■ **PROBLEM REQUIREMENTS**: Write out all of the data exactly as it appears.

■ **DATA ENTRIES**:
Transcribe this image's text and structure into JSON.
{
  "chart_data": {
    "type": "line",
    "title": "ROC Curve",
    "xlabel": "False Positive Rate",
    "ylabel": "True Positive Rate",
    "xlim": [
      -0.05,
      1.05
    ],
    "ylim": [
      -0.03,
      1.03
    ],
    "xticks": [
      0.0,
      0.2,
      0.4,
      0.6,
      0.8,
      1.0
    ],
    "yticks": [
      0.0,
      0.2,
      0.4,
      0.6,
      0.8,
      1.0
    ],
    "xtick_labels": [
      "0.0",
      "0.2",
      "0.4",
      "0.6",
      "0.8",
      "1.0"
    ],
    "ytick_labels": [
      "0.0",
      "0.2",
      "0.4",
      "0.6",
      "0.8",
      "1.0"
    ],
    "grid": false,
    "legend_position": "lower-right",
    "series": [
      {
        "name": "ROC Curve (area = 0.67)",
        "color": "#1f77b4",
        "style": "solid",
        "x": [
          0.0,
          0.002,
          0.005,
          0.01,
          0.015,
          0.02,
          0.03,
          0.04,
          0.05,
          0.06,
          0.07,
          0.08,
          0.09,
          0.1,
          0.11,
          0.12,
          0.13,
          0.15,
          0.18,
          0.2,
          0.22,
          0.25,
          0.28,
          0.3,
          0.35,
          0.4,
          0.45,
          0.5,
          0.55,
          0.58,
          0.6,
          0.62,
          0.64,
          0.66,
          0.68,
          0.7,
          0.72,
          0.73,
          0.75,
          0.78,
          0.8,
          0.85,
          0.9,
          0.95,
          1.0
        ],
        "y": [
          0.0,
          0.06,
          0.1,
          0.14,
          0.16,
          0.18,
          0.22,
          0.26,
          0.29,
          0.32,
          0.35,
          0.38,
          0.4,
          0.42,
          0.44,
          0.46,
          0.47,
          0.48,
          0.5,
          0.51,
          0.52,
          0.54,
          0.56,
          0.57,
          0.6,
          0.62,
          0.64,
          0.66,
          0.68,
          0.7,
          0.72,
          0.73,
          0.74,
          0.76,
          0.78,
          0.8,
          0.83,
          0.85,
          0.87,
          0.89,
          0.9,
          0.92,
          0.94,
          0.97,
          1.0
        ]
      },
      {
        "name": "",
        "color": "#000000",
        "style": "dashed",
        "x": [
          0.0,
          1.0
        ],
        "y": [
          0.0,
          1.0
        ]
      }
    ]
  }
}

■ **SOLUTION TO THIS EXERCISE**:
Transcribe this image's text and structure into JSON.
{
  "chart_data": {
    "type": "line",
    "title": "ROC Curve",
    "xlabel": "False Positive Rate",
    "ylabel": "True Positive Rate",
    "xlim": [
      -0.05,
      1.05
    ],
    "ylim": [
      -0.03,
      1.03
    ],
    "xticks": [
      0.0,
      0.2,
      0.4,
      0.6,
      0.8,
      1.0
    ],
    "yticks": [
      0.0,
      0.2,
      0.4,
      0.6,
      0.8,
      1.0
    ],
    "xtick_labels": [
      "0.0",
      "0.2",
      "0.4",
      "0.6",
      "0.8",
      "1.0"
    ],
    "ytick_labels": [
      "0.0",
      "0.2",
      "0.4",
      "0.6",
      "0.8",
      "1.0"
    ],
    "grid": false,
    "legend_position": "lower-right",
    "series": [
      {
        "name": "ROC Curve (area = 0.67)",
        "color": "#1f77b4",
        "style": "solid",
        "x": [
          0.0,
          0.002,
          0.005,
          0.01,
          0.015,
          0.02,
          0.03,
          0.04,
          0.05,
          0.06,
          0.07,
          0.08,
          0.09,
          0.1,
          0.11,
          0.12,
          0.13,
          0.15,
          0.18,
          0.2,
          0.22,
          0.25,
          0.28,
          0.3,
          0.35,
          0.4,
          0.45,
          0.5,
          0.55,
          0.58,
          0.6,
          0.62,
          0.64,
          0.66,
          0.68,
          0.7,
          0.72,
          0.73,
          0.75,
          0.78,
          0.8,
          0.85,
          0.9,
          0.95,
          1.0
        ],
        "y": [
          0.0,
          0.06,
          0.1,
          0.14,
          0.16,
          0.18,
          0.22,
          0.26,
          0.29,
          0.32,
          0.35,
          0.38,
          0.4,
          0.42,
          0.44,
          0.46,
          0.47,
          0.48,
          0.5,
          0.51,
          0.52,
          0.54,
          0.56,
          0.57,
          0.6,
          0.62,
          0.64,
          0.66,
          0.68,
          0.7,
          0.72,
          0.73,
          0.74,
          0.76,
          0.78,
          0.8,
          0.83,
          0.85,
          0.87,
          0.89,
          0.9,
          0.92,
          0.94,
          0.97,
          1.0
        ]
      },
      {
        "name": "",
        "color": "#000000",
        "style": "dashed",
        "x": [
          0.0,
          1.0
        ],
        "y": [
          0.0,
          1.0
        ]
      }
    ]
  }
}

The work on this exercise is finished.